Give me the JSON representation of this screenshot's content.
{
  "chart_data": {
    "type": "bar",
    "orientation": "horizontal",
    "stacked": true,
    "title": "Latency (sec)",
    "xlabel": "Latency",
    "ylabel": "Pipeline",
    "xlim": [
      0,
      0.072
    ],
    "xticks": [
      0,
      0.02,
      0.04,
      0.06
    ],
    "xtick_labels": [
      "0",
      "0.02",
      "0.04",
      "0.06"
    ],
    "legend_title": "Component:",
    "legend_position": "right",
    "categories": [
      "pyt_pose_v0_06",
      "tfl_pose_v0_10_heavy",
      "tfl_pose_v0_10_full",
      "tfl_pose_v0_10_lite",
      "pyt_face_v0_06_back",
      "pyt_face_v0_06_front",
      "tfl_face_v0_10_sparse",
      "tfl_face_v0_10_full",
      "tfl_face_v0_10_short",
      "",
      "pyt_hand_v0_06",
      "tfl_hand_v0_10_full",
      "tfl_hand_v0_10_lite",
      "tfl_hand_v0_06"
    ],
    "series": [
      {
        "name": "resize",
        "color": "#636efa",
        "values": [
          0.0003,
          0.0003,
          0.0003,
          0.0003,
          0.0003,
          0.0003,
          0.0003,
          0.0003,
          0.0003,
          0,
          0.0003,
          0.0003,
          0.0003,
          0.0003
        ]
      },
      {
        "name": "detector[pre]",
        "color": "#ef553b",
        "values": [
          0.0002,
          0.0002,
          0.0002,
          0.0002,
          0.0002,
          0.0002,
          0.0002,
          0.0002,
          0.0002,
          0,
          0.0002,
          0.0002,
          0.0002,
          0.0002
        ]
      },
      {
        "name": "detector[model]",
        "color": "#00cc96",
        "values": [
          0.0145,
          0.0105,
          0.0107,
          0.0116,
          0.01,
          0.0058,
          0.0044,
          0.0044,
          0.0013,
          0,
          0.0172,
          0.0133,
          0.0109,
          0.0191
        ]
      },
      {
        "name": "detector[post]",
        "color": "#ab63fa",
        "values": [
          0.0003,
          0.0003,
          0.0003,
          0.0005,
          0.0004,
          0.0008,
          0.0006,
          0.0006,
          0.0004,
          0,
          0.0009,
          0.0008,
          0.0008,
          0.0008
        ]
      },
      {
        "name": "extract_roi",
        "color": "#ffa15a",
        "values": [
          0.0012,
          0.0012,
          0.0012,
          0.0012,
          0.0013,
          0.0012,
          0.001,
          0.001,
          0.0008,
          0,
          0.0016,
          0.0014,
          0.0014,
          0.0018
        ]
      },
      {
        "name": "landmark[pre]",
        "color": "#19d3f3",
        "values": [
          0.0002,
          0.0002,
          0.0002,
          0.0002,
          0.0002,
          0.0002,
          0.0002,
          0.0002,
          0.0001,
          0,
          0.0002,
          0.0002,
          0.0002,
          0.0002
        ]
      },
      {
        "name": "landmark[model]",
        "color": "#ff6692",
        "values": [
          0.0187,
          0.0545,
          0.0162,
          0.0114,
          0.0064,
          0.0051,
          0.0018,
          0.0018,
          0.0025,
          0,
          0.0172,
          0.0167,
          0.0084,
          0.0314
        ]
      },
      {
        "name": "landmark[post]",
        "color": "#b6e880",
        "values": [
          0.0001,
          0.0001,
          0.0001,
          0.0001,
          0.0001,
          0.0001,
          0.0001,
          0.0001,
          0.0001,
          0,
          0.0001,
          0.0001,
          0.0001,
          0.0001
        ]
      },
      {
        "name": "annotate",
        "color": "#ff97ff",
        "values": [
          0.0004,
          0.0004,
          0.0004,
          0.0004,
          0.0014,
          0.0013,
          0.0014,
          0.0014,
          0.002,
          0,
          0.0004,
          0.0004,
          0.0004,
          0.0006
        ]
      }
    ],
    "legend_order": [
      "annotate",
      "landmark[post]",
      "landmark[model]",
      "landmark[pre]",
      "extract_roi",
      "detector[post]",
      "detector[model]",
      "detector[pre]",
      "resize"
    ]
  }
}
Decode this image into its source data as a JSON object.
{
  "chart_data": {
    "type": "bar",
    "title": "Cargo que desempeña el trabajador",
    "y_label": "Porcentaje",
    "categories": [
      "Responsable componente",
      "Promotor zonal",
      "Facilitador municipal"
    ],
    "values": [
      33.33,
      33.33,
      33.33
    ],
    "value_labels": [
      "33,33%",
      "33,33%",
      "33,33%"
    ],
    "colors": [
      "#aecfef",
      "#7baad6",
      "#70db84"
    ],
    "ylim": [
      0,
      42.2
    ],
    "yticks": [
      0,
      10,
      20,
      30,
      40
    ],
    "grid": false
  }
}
##########
→ **WHAT IS REQUIRED**
Copy exactly the lines from the one containing "Decode this image" through the last line of the records, both included, and nothing else.

→ **RESPONSE**
Decode this image into its source data as a JSON object.
{
  "chart_data": {
    "type": "bar",
    "title": "Cargo que desempeña el trabajador",
    "y_label": "Porcentaje",
    "categories": [
      "Responsable componente",
      "Promotor zonal",
      "Facilitador municipal"
    ],
    "values": [
      33.33,
      33.33,
      33.33
    ],
    "value_labels": [
      "33,33%",
      "33,33%",
      "33,33%"
    ],
    "colors": [
      "#aecfef",
      "#7baad6",
      "#70db84"
    ],
    "ylim": [
      0,
      42.2
    ],
    "yticks": [
      0,
      10,
      20,
      30,
      40
    ],
    "grid": false
  }
}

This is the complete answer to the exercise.